##### GIVEN DATA
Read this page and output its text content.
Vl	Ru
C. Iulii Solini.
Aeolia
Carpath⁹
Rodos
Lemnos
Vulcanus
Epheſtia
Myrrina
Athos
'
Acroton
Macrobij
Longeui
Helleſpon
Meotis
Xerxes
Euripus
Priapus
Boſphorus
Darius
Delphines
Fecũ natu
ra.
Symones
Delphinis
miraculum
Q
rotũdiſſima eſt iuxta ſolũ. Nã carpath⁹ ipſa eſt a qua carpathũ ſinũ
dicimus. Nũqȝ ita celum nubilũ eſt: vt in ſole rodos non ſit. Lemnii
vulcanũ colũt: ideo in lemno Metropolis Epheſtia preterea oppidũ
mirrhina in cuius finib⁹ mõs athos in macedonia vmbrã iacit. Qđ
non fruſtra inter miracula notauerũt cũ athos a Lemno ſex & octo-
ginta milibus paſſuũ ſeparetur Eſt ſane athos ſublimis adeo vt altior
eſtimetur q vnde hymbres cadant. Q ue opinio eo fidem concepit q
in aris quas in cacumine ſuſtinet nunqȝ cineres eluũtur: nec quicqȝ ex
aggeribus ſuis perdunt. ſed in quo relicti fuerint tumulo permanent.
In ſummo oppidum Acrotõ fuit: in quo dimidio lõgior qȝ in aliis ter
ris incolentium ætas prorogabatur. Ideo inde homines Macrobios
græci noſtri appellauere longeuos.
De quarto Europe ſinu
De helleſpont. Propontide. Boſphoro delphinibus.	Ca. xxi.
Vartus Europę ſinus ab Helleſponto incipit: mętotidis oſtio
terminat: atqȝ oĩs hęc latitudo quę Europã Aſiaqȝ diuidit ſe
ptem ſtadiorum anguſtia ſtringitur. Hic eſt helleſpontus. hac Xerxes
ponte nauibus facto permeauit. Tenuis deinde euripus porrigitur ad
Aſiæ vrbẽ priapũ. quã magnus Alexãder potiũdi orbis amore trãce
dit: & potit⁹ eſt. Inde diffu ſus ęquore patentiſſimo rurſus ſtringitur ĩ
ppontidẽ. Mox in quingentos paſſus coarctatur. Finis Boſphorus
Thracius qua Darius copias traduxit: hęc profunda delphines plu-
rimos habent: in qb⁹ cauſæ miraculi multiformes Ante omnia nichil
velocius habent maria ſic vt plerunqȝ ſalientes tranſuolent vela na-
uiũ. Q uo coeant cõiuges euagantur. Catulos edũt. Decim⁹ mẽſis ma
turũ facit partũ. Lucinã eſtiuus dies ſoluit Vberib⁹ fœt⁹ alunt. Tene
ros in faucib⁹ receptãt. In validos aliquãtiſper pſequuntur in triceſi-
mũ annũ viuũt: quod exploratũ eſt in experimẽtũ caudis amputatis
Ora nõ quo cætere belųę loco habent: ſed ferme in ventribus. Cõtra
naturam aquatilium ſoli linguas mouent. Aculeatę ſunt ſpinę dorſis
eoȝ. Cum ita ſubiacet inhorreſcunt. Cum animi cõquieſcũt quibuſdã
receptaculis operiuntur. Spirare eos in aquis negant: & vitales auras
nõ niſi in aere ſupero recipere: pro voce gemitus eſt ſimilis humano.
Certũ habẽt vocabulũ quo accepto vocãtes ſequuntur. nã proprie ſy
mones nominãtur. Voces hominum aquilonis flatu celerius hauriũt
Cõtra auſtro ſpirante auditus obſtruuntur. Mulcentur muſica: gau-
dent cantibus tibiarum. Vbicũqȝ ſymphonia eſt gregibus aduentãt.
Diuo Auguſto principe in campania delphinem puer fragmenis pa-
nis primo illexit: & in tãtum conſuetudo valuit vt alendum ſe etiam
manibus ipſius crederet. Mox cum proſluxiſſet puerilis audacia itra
##########
◆ REQUEST: Using the entries above, find all lines with "Cõtra". Copy them.

◆ SOLUTION TO THIS TASK:
Ora nõ quo cætere belųę loco habent: ſed ferme in ventribus. Cõtra
Cõtra auſtro ſpirante auditus obſtruuntur. Mulcentur muſica: gau-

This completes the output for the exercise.